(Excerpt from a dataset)

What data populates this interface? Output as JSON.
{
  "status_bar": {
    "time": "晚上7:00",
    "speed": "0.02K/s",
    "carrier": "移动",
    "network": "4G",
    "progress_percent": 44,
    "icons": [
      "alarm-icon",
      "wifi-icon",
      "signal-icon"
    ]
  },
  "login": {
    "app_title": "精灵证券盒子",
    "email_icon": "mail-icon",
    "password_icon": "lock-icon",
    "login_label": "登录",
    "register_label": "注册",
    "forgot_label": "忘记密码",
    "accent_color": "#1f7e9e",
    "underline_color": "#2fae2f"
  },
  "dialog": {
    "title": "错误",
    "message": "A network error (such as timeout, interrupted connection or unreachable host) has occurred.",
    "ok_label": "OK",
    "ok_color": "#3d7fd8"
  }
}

§ **What to produce**:
Reproduce the data in full, exactly as presented.

§ **Answer below**:
What data populates this interface? Output as JSON.
{
  "status_bar": {
    "time": "晚上7:00",
    "speed": "0.02K/s",
    "carrier": "移动",
    "network": "4G",
    "progress_percent": 44,
    "icons": [
      "alarm-icon",
      "wifi-icon",
      "signal-icon"
    ]
  },
  "login": {
    "app_title": "精灵证券盒子",
    "email_icon": "mail-icon",
    "password_icon": "lock-icon",
    "login_label": "登录",
    "register_label": "注册",
    "forgot_label": "忘记密码",
    "accent_color": "#1f7e9e",
    "underline_color": "#2fae2f"
  },
  "dialog": {
    "title": "错误",
    "message": "A network error (such as timeout, interrupted connection or unreachable host) has occurred.",
    "ok_label": "OK",
    "ok_color": "#3d7fd8"
  }
}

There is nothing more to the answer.